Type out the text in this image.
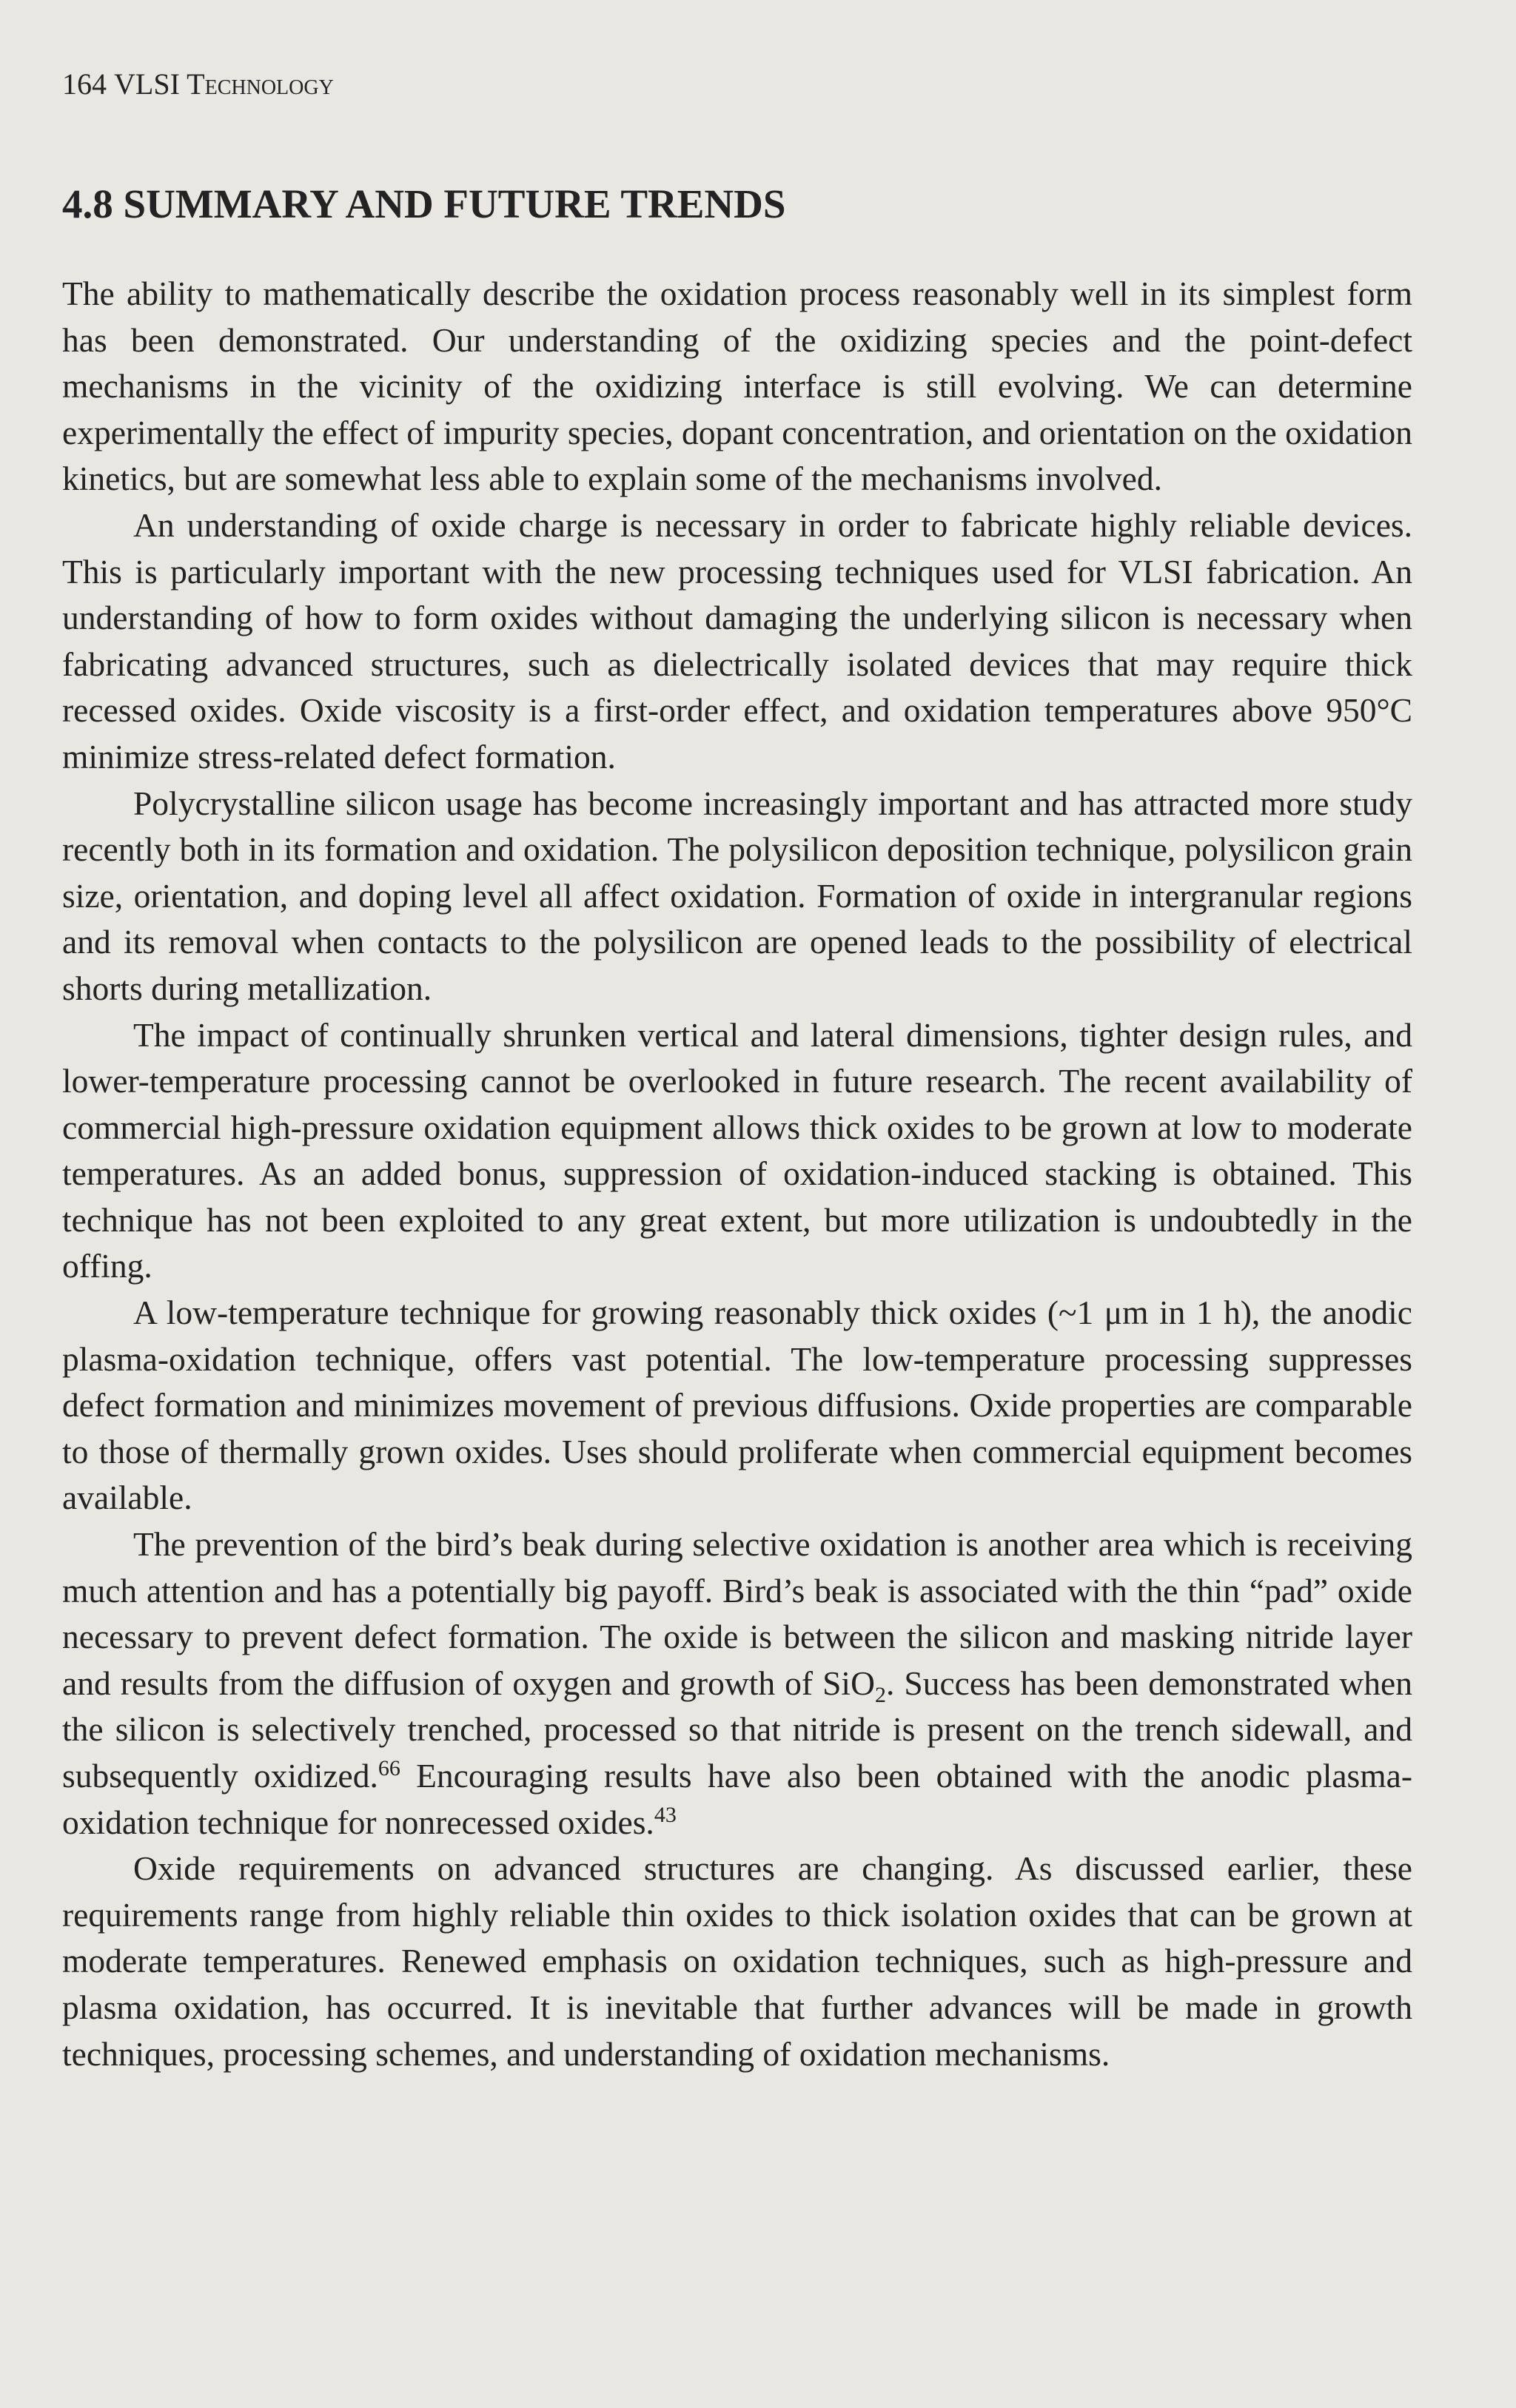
164 VLSI Technology
4.8 SUMMARY AND FUTURE TRENDS

The ability to mathematically describe the oxidation process reasonably well in its simplest form has been demonstrated. Our understanding of the oxidizing species and the point-defect mechanisms in the vicinity of the oxidizing interface is still evolving. We can determine experimentally the effect of impurity species, dopant concentration, and orientation on the oxidation kinetics, but are somewhat less able to explain some of the mechanisms involved.

An understanding of oxide charge is necessary in order to fabricate highly reliable devices. This is particularly important with the new processing techniques used for VLSI fabrication. An understanding of how to form oxides without damaging the underlying silicon is necessary when fabricating advanced structures, such as dielectrically isolated devices that may require thick recessed oxides. Oxide viscosity is a first-order effect, and oxidation temperatures above 950°C minimize stress-related defect formation.

Polycrystalline silicon usage has become increasingly important and has attracted more study recently both in its formation and oxidation. The polysilicon deposition technique, polysilicon grain size, orientation, and doping level all affect oxidation. Formation of oxide in intergranular regions and its removal when contacts to the polysilicon are opened leads to the possibility of electrical shorts during metallization.

The impact of continually shrunken vertical and lateral dimensions, tighter design rules, and lower-temperature processing cannot be overlooked in future research. The recent availability of commercial high-pressure oxidation equipment allows thick oxides to be grown at low to moderate temperatures. As an added bonus, suppression of oxidation-induced stacking is obtained. This technique has not been exploited to any great extent, but more utilization is undoubtedly in the offing.

A low-temperature technique for growing reasonably thick oxides (~1 μm in 1 h), the anodic plasma-oxidation technique, offers vast potential. The low-temperature processing suppresses defect formation and minimizes movement of previous diffusions. Oxide properties are comparable to those of thermally grown oxides. Uses should proliferate when commercial equipment becomes available.

The prevention of the bird’s beak during selective oxidation is another area which is receiving much attention and has a potentially big payoff. Bird’s beak is associated with the thin “pad” oxide necessary to prevent defect formation. The oxide is between the silicon and masking nitride layer and results from the diffusion of oxygen and growth of SiO$_2$. Success has been demonstrated when the silicon is selectively trenched, processed so that nitride is present on the trench sidewall, and subsequently oxidized.$^{66}$ Encouraging results have also been obtained with the anodic plasma-oxidation technique for nonrecessed oxides.$^{43}$

Oxide requirements on advanced structures are changing. As discussed earlier, these requirements range from highly reliable thin oxides to thick isolation oxides that can be grown at moderate temperatures. Renewed emphasis on oxidation techniques, such as high-pressure and plasma oxidation, has occurred. It is inevitable that further advances will be made in growth techniques, processing schemes, and understanding of oxidation mechanisms.
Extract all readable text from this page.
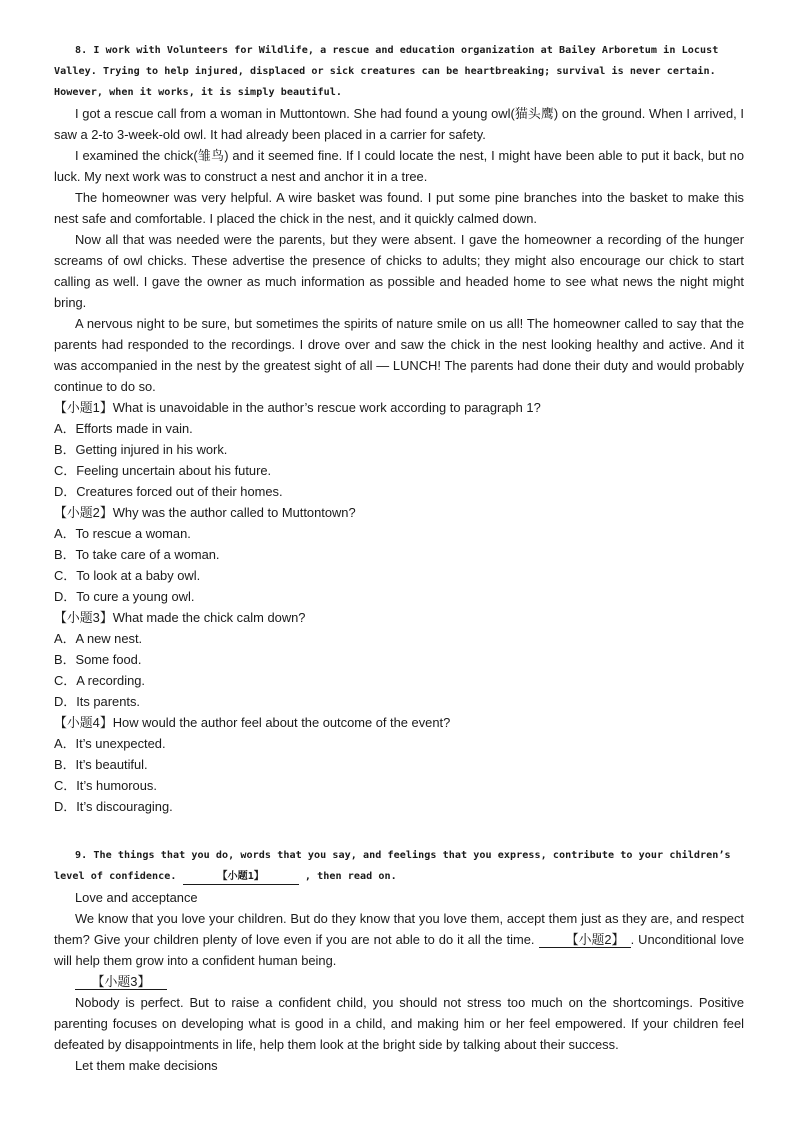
8. I work with Volunteers for Wildlife, a rescue and education organization at Bailey Arboretum in Locust

Valley. Trying to help injured, displaced or sick creatures can be heartbreaking; survival is never certain.

However, when it works, it is simply beautiful.

I got a rescue call from a woman in Muttontown. She had found a young owl(猫头鹰) on the ground. When I arrived, I saw a 2-to 3-week-old owl. It had already been placed in a carrier for safety.

I examined the chick(雏鸟) and it seemed fine. If I could locate the nest, I might have been able to put it back, but no luck. My next work was to construct a nest and anchor it in a tree.

The homeowner was very helpful. A wire basket was found. I put some pine branches into the basket to make this nest safe and comfortable. I placed the chick in the nest, and it quickly calmed down.

Now all that was needed were the parents, but they were absent. I gave the homeowner a recording of the hunger screams of owl chicks. These advertise the presence of chicks to adults; they might also encourage our chick to start calling as well. I gave the owner as much information as possible and headed home to see what news the night might bring.

A nervous night to be sure, but sometimes the spirits of nature smile on us all! The homeowner called to say that the parents had responded to the recordings. I drove over and saw the chick in the nest looking healthy and active. And it was accompanied in the nest by the greatest sight of all — LUNCH! The parents had done their duty and would probably continue to do so.

【小题1】What is unavoidable in the author’s rescue work according to paragraph 1?

A．Efforts made in vain.

B．Getting injured in his work.

C．Feeling uncertain about his future.

D．Creatures forced out of their homes.

【小题2】Why was the author called to Muttontown?

A．To rescue a woman.

B．To take care of a woman.

C．To look at a baby owl.

D．To cure a young owl.

【小题3】What made the chick calm down?

A．A new nest.

B．Some food.

C．A recording.

D．Its parents.

【小题4】How would the author feel about the outcome of the event?

A．It’s unexpected.

B．It’s beautiful.

C．It’s humorous.

D．It’s discouraging.

9. The things that you do, words that you say, and feelings that you express, contribute to your children’s

level of confidence.	【小题1】	, then read on.

Love and acceptance

We know that you love your children. But do they know that you love them, accept them just as they are, and respect them? Give your children plenty of love even if you are not able to do it all the time. 【小题2】 . Unconditional love will help them grow into a confident human being.

【小题3】

Nobody is perfect. But to raise a confident child, you should not stress too much on the shortcomings. Positive parenting focuses on developing what is good in a child, and making him or her feel empowered. If your children feel defeated by disappointments in life, help them look at the bright side by talking about their success.

Let them make decisions
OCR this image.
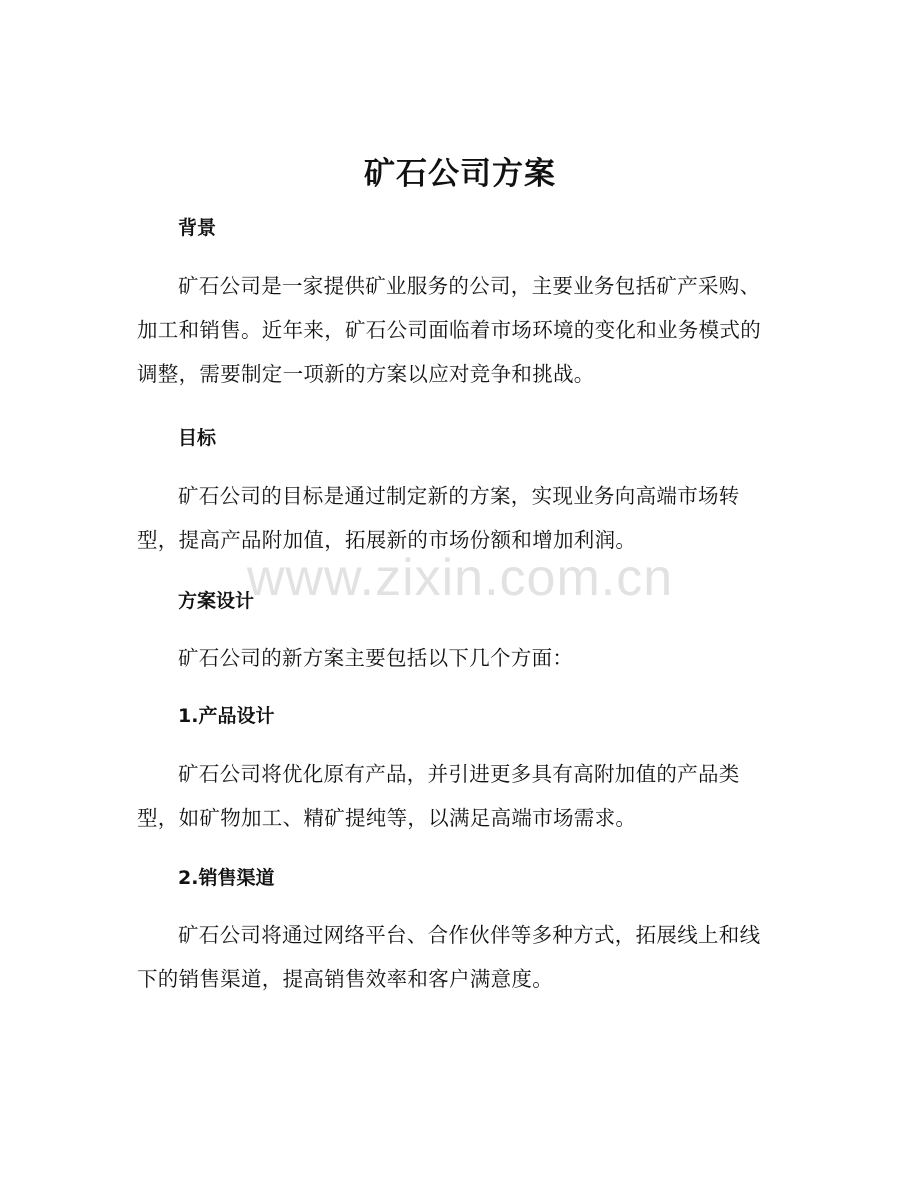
矿石公司方案
背景

矿石公司是一家提供矿业服务的公司，主要业务包括矿产采购、加工和销售。近年来，矿石公司面临着市场环境的变化和业务模式的调整，需要制定一项新的方案以应对竞争和挑战。

目标

矿石公司的目标是通过制定新的方案，实现业务向高端市场转型，提高产品附加值，拓展新的市场份额和增加利润。

方案设计

矿石公司的新方案主要包括以下几个方面：

1.产品设计

矿石公司将优化原有产品，并引进更多具有高附加值的产品类型，如矿物加工、精矿提纯等，以满足高端市场需求。

2.销售渠道

矿石公司将通过网络平台、合作伙伴等多种方式，拓展线上和线下的销售渠道，提高销售效率和客户满意度。

www.zixin.com.cn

________________________________________

**Your goal**
In this exercise, set down all of the data exactly, without the pictures.

**Solved exercise**
Type out the text in this image.
164 VLSI Technology
4.8 SUMMARY AND FUTURE TRENDS

The ability to mathematically describe the oxidation process reasonably well in its simplest form has been demonstrated. Our understanding of the oxidizing species and the point-defect mechanisms in the vicinity of the oxidizing interface is still evolving. We can determine experimentally the effect of impurity species, dopant concentration, and orientation on the oxidation kinetics, but are somewhat less able to explain some of the mechanisms involved.

An understanding of oxide charge is necessary in order to fabricate highly reliable devices. This is particularly important with the new processing techniques used for VLSI fabrication. An understanding of how to form oxides without damaging the underlying silicon is necessary when fabricating advanced structures, such as dielectrically isolated devices that may require thick recessed oxides. Oxide viscosity is a first-order effect, and oxidation temperatures above 950°C minimize stress-related defect formation.

Polycrystalline silicon usage has become increasingly important and has attracted more study recently both in its formation and oxidation. The polysilicon deposition technique, polysilicon grain size, orientation, and doping level all affect oxidation. Formation of oxide in intergranular regions and its removal when contacts to the polysilicon are opened leads to the possibility of electrical shorts during metallization.

The impact of continually shrunken vertical and lateral dimensions, tighter design rules, and lower-temperature processing cannot be overlooked in future research. The recent availability of commercial high-pressure oxidation equipment allows thick oxides to be grown at low to moderate temperatures. As an added bonus, suppression of oxidation-induced stacking is obtained. This technique has not been exploited to any great extent, but more utilization is undoubtedly in the offing.

A low-temperature technique for growing reasonably thick oxides (~1 μm in 1 h), the anodic plasma-oxidation technique, offers vast potential. The low-temperature processing suppresses defect formation and minimizes movement of previous diffusions. Oxide properties are comparable to those of thermally grown oxides. Uses should proliferate when commercial equipment becomes available.

The prevention of the bird’s beak during selective oxidation is another area which is receiving much attention and has a potentially big payoff. Bird’s beak is associated with the thin “pad” oxide necessary to prevent defect formation. The oxide is between the silicon and masking nitride layer and results from the diffusion of oxygen and growth of SiO$_2$. Success has been demonstrated when the silicon is selectively trenched, processed so that nitride is present on the trench sidewall, and subsequently oxidized.$^{66}$ Encouraging results have also been obtained with the anodic plasma-oxidation technique for nonrecessed oxides.$^{43}$

Oxide requirements on advanced structures are changing. As discussed earlier, these requirements range from highly reliable thin oxides to thick isolation oxides that can be grown at moderate temperatures. Renewed emphasis on oxidation techniques, such as high-pressure and plasma oxidation, has occurred. It is inevitable that further advances will be made in growth techniques, processing schemes, and understanding of oxidation mechanisms.
Extract all readable text from this page.
8. I work with Volunteers for Wildlife, a rescue and education organization at Bailey Arboretum in Locust

Valley. Trying to help injured, displaced or sick creatures can be heartbreaking; survival is never certain.

However, when it works, it is simply beautiful.

I got a rescue call from a woman in Muttontown. She had found a young owl(猫头鹰) on the ground. When I arrived, I saw a 2-to 3-week-old owl. It had already been placed in a carrier for safety.

I examined the chick(雏鸟) and it seemed fine. If I could locate the nest, I might have been able to put it back, but no luck. My next work was to construct a nest and anchor it in a tree.

The homeowner was very helpful. A wire basket was found. I put some pine branches into the basket to make this nest safe and comfortable. I placed the chick in the nest, and it quickly calmed down.

Now all that was needed were the parents, but they were absent. I gave the homeowner a recording of the hunger screams of owl chicks. These advertise the presence of chicks to adults; they might also encourage our chick to start calling as well. I gave the owner as much information as possible and headed home to see what news the night might bring.

A nervous night to be sure, but sometimes the spirits of nature smile on us all! The homeowner called to say that the parents had responded to the recordings. I drove over and saw the chick in the nest looking healthy and active. And it was accompanied in the nest by the greatest sight of all — LUNCH! The parents had done their duty and would probably continue to do so.

【小题1】What is unavoidable in the author’s rescue work according to paragraph 1?

A．Efforts made in vain.

B．Getting injured in his work.

C．Feeling uncertain about his future.

D．Creatures forced out of their homes.

【小题2】Why was the author called to Muttontown?

A．To rescue a woman.

B．To take care of a woman.

C．To look at a baby owl.

D．To cure a young owl.

【小题3】What made the chick calm down?

A．A new nest.

B．Some food.

C．A recording.

D．Its parents.

【小题4】How would the author feel about the outcome of the event?

A．It’s unexpected.

B．It’s beautiful.

C．It’s humorous.

D．It’s discouraging.

9. The things that you do, words that you say, and feelings that you express, contribute to your children’s

level of confidence.	【小题1】	, then read on.

Love and acceptance

We know that you love your children. But do they know that you love them, accept them just as they are, and respect them? Give your children plenty of love even if you are not able to do it all the time. 【小题2】 . Unconditional love will help them grow into a confident human being.

【小题3】

Nobody is perfect. But to raise a confident child, you should not stress too much on the shortcomings. Positive parenting focuses on developing what is good in a child, and making him or her feel empowered. If your children feel defeated by disappointments in life, help them look at the bright side by talking about their success.

Let them make decisions
OCR this image.
矿石公司方案
背景

矿石公司是一家提供矿业服务的公司，主要业务包括矿产采购、加工和销售。近年来，矿石公司面临着市场环境的变化和业务模式的调整，需要制定一项新的方案以应对竞争和挑战。

目标

矿石公司的目标是通过制定新的方案，实现业务向高端市场转型，提高产品附加值，拓展新的市场份额和增加利润。

方案设计

矿石公司的新方案主要包括以下几个方面：

1.产品设计

矿石公司将优化原有产品，并引进更多具有高附加值的产品类型，如矿物加工、精矿提纯等，以满足高端市场需求。

2.销售渠道

矿石公司将通过网络平台、合作伙伴等多种方式，拓展线上和线下的销售渠道，提高销售效率和客户满意度。

www.zixin.com.cn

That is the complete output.